__Records for processing__:

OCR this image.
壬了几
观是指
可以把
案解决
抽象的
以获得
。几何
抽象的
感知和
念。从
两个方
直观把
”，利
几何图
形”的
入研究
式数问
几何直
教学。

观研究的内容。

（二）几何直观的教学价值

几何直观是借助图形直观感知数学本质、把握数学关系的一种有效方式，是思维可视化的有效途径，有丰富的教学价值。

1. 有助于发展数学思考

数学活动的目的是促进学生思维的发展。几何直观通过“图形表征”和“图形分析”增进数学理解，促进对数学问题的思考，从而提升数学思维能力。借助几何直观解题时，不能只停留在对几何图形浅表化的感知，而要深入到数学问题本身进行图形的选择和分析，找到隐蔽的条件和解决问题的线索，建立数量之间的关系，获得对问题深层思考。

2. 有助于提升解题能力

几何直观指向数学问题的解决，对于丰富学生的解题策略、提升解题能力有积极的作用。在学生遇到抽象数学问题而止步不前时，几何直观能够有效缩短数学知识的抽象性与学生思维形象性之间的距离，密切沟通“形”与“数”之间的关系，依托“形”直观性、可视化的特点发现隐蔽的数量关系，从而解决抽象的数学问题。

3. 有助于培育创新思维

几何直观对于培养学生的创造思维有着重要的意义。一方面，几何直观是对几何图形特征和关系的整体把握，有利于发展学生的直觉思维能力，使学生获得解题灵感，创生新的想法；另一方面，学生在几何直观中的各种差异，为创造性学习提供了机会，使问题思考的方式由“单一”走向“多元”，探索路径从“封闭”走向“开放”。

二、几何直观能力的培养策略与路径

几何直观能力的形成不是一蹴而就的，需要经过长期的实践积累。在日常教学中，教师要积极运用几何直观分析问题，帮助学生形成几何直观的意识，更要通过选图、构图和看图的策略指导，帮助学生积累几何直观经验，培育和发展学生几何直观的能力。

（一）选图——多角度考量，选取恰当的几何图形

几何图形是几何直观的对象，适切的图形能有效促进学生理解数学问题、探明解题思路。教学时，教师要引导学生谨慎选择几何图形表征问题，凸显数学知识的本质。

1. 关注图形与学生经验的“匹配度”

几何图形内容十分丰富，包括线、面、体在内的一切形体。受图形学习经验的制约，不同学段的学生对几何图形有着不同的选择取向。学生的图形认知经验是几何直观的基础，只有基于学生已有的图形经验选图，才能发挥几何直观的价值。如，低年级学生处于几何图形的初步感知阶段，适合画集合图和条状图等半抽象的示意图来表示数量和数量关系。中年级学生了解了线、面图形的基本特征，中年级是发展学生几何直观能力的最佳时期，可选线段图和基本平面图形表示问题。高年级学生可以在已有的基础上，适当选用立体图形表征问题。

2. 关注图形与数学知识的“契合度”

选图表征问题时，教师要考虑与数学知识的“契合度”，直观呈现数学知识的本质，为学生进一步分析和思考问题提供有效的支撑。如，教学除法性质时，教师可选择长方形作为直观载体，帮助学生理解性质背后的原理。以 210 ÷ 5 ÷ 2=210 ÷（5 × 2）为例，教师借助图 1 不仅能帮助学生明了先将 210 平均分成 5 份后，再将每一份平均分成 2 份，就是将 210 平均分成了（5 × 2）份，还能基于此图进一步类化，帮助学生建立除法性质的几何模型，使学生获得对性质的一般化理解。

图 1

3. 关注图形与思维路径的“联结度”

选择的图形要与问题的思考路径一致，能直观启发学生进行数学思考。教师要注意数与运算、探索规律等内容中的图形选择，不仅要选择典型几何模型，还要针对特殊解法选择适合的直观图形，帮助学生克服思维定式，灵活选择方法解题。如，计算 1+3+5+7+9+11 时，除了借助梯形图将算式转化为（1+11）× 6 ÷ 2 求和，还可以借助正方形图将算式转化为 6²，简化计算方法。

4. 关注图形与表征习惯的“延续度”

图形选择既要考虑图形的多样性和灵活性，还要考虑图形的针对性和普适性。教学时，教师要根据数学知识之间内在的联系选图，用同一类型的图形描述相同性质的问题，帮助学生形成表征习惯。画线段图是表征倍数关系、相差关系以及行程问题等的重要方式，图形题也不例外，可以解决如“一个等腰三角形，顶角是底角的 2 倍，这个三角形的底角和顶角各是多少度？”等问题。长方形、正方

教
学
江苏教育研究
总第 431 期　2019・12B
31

__Problem to solve__: Write every line of the material above again, exactly.

__Solution for this problem__:
OCR this image.
壬了几
观是指
可以把
案解决
抽象的
以获得
。几何
抽象的
感知和
念。从
两个方
直观把
”，利
几何图
形”的
入研究
式数问
几何直
教学。

观研究的内容。

（二）几何直观的教学价值

几何直观是借助图形直观感知数学本质、把握数学关系的一种有效方式，是思维可视化的有效途径，有丰富的教学价值。

1. 有助于发展数学思考

数学活动的目的是促进学生思维的发展。几何直观通过“图形表征”和“图形分析”增进数学理解，促进对数学问题的思考，从而提升数学思维能力。借助几何直观解题时，不能只停留在对几何图形浅表化的感知，而要深入到数学问题本身进行图形的选择和分析，找到隐蔽的条件和解决问题的线索，建立数量之间的关系，获得对问题深层思考。

2. 有助于提升解题能力

几何直观指向数学问题的解决，对于丰富学生的解题策略、提升解题能力有积极的作用。在学生遇到抽象数学问题而止步不前时，几何直观能够有效缩短数学知识的抽象性与学生思维形象性之间的距离，密切沟通“形”与“数”之间的关系，依托“形”直观性、可视化的特点发现隐蔽的数量关系，从而解决抽象的数学问题。

3. 有助于培育创新思维

几何直观对于培养学生的创造思维有着重要的意义。一方面，几何直观是对几何图形特征和关系的整体把握，有利于发展学生的直觉思维能力，使学生获得解题灵感，创生新的想法；另一方面，学生在几何直观中的各种差异，为创造性学习提供了机会，使问题思考的方式由“单一”走向“多元”，探索路径从“封闭”走向“开放”。

二、几何直观能力的培养策略与路径

几何直观能力的形成不是一蹴而就的，需要经过长期的实践积累。在日常教学中，教师要积极运用几何直观分析问题，帮助学生形成几何直观的意识，更要通过选图、构图和看图的策略指导，帮助学生积累几何直观经验，培育和发展学生几何直观的能力。

（一）选图——多角度考量，选取恰当的几何图形

几何图形是几何直观的对象，适切的图形能有效促进学生理解数学问题、探明解题思路。教学时，教师要引导学生谨慎选择几何图形表征问题，凸显数学知识的本质。

1. 关注图形与学生经验的“匹配度”

几何图形内容十分丰富，包括线、面、体在内的一切形体。受图形学习经验的制约，不同学段的学生对几何图形有着不同的选择取向。学生的图形认知经验是几何直观的基础，只有基于学生已有的图形经验选图，才能发挥几何直观的价值。如，低年级学生处于几何图形的初步感知阶段，适合画集合图和条状图等半抽象的示意图来表示数量和数量关系。中年级学生了解了线、面图形的基本特征，中年级是发展学生几何直观能力的最佳时期，可选线段图和基本平面图形表示问题。高年级学生可以在已有的基础上，适当选用立体图形表征问题。

2. 关注图形与数学知识的“契合度”

选图表征问题时，教师要考虑与数学知识的“契合度”，直观呈现数学知识的本质，为学生进一步分析和思考问题提供有效的支撑。如，教学除法性质时，教师可选择长方形作为直观载体，帮助学生理解性质背后的原理。以 210 ÷ 5 ÷ 2=210 ÷（5 × 2）为例，教师借助图 1 不仅能帮助学生明了先将 210 平均分成 5 份后，再将每一份平均分成 2 份，就是将 210 平均分成了（5 × 2）份，还能基于此图进一步类化，帮助学生建立除法性质的几何模型，使学生获得对性质的一般化理解。

图 1

3. 关注图形与思维路径的“联结度”

选择的图形要与问题的思考路径一致，能直观启发学生进行数学思考。教师要注意数与运算、探索规律等内容中的图形选择，不仅要选择典型几何模型，还要针对特殊解法选择适合的直观图形，帮助学生克服思维定式，灵活选择方法解题。如，计算 1+3+5+7+9+11 时，除了借助梯形图将算式转化为（1+11）× 6 ÷ 2 求和，还可以借助正方形图将算式转化为 6²，简化计算方法。

4. 关注图形与表征习惯的“延续度”

图形选择既要考虑图形的多样性和灵活性，还要考虑图形的针对性和普适性。教学时，教师要根据数学知识之间内在的联系选图，用同一类型的图形描述相同性质的问题，帮助学生形成表征习惯。画线段图是表征倍数关系、相差关系以及行程问题等的重要方式，图形题也不例外，可以解决如“一个等腰三角形，顶角是底角的 2 倍，这个三角形的底角和顶角各是多少度？”等问题。长方形、正方

教
学
江苏教育研究
总第 431 期　2019・12B
31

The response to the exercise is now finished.